Document>

# Novice - To Measure or Not To Measure



## Nick (Oct 28, 2009)

Hello, I am a new member with an interest in finding out what my room measurements are. After reading through some of the material I see that it is much more involved than I anticipated and I have no electronics or hardware background.

As background, I just finished reading Dr. Toole's book, Sound Reproduction. I do not have a home theater, but I do have a dedicated two-channel listening room with room treatments, including Real Traps and homemade tube traps. The speakers are 'full range' floor standers. Before making changes, like adding a pair of sub-woofers and parametric EQ, I would like a baseline. So, I really would just like to make high resolution acoustical measurements with my laptop, if possible.

I have both a Radio Shack digital meter and a Phonic PAA3 RTA with line in and line out XLRs. I do not have a processor or a receiver, just an unbalanced multi-channel amp and an unbalanced preamp with two line out functions and a tape loop. My computer has only a microphone jack.

I am wondering if anyone has experience with the Phonic and whether it is an appropriate microphone and meter to use with REW. Given that my computer has no line-in function, I would also like to know if there is something appropriate in the way of a cheap external USB soundcard at Radio Shack. 

I would welcome any additional thoughts you may have for one who is just getting started.

Many thanks in advance,
Nick


----------



## Wayne A. Pflughaupt (Apr 13, 2006)

Welcome to the Forum, Nick!

Not clear from your post, are you looking to take full range measurements, or just the low frequencies?

Regards,
Wayne


----------



## Nick (Oct 28, 2009)

Hi Wayne,

Thank you, it is nice to have access to the forum. It would be nice to measure all the frequencies, but I would be quite happy to better understand the low frequencies that may benefit from EQ. My room has a large opening as well as a decent amount of windows, so I think bass rolls off significantly below 40hz. 

Nick


----------



## Wayne A. Pflughaupt (Apr 13, 2006)

> I am wondering if anyone has experience with the Phonic and whether it is an appropriate microphone and meter to use with REW.


Not likely. Any mic you use with REW requires a calibration file. Since most mics do not have flat response, the calibration file allows REW to compensate for its inaccuracies and produce a reading as if the mic truly _were_ flat. Since the PAA3’s mic is built in, it would be pretty tough to create a calibration file for it.

(Image element box records)

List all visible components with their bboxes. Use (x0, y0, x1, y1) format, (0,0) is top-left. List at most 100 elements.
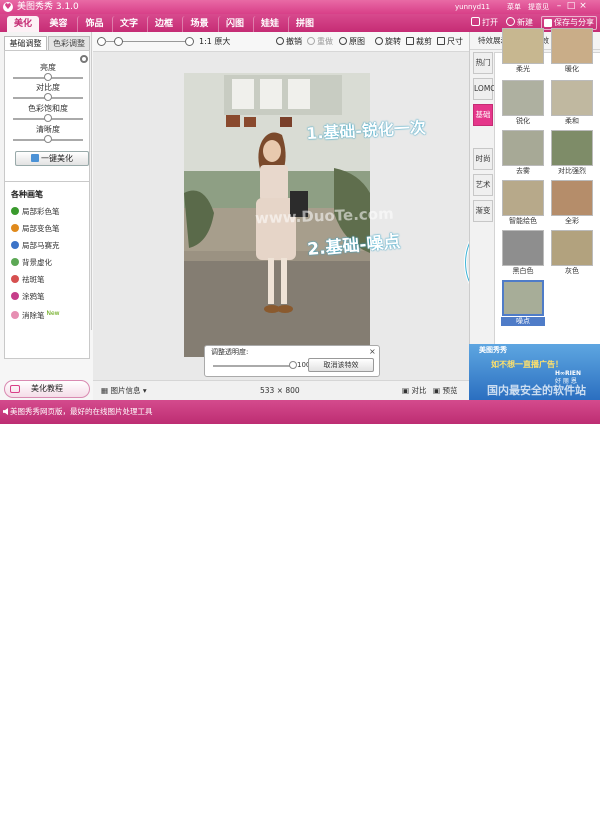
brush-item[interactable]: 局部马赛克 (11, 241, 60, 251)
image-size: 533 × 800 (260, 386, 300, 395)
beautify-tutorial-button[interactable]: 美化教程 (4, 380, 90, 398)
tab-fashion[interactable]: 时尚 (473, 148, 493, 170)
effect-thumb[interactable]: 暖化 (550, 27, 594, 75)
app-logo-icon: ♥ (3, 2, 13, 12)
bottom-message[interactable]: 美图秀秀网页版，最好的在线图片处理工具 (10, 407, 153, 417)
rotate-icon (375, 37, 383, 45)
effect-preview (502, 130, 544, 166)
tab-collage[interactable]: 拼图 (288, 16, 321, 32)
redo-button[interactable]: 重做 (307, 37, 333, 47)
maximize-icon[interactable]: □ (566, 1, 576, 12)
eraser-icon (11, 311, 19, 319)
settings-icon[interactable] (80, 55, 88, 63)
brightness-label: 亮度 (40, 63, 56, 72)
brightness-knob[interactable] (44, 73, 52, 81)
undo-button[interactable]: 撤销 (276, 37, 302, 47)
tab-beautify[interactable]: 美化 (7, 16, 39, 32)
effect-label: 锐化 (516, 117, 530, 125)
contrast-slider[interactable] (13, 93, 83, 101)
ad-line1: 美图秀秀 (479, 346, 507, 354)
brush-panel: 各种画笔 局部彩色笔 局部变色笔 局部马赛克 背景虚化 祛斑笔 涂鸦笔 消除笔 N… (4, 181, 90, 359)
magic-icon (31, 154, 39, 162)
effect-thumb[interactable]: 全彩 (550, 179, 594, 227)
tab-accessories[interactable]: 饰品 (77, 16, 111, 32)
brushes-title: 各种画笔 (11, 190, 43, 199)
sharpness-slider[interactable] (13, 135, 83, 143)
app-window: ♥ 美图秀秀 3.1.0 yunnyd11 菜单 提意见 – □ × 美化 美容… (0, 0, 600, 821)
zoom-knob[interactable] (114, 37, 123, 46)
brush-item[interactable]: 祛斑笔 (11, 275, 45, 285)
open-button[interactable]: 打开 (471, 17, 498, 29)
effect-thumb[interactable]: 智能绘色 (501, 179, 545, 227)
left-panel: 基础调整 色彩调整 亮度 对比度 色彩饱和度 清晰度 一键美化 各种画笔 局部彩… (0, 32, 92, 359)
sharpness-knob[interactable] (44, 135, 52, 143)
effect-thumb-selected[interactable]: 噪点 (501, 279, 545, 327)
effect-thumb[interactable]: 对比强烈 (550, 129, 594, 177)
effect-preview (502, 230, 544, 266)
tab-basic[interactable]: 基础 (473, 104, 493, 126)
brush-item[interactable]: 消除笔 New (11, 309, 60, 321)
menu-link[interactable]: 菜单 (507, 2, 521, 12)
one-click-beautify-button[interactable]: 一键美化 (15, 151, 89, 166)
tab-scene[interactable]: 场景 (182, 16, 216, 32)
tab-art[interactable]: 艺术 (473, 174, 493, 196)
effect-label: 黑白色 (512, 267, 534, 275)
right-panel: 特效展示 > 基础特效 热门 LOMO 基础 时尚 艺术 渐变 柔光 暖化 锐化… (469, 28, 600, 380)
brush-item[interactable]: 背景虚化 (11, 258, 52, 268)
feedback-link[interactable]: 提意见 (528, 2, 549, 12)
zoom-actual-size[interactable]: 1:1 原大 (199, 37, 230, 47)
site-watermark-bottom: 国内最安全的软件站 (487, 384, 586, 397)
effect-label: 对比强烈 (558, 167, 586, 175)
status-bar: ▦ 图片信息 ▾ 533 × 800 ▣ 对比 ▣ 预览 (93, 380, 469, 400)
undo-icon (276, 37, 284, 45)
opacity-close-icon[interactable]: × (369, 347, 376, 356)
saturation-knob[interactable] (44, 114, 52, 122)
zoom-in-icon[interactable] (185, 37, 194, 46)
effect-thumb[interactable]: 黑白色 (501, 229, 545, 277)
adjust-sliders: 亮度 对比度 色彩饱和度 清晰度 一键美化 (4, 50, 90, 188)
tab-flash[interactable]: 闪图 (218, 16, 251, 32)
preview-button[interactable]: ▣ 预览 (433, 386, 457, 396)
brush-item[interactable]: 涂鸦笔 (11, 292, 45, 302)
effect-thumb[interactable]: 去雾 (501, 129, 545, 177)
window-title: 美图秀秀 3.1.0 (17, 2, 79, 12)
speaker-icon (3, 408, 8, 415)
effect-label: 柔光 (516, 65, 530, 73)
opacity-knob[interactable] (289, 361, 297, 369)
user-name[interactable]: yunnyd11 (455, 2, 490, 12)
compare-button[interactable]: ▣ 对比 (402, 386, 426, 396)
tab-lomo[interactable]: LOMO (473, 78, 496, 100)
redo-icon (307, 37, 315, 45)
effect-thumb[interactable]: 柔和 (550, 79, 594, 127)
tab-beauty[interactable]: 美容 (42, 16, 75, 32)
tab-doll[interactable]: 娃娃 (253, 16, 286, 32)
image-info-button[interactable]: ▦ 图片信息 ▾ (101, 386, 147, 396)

Objectives>
A. In the forum thread about measuring a listening room, retype the passage that starts with "I have both" and goes on through "just getting started.".
B. In the forum thread about measuring a listening room, below what frequency does Nick think the bass in his room rolls off significantly?

Expected outputs>
A.
I have both a Radio Shack digital meter and a Phonic PAA3 RTA with line in and line out XLRs. I do not have a processor or a receiver, just an unbalanced multi-channel amp and an unbalanced preamp with two line out functions and a tape loop. My computer has only a microphone jack.

I am wondering if anyone has experience with the Phonic and whether it is an appropriate microphone and meter to use with REW. Given that my computer has no line-in function, I would also like to know if there is something appropriate in the way of a cheap external USB soundcard at Radio Shack. 

I would welcome any additional thoughts you may have for one who is just getting started.

B. Below 40 Hz.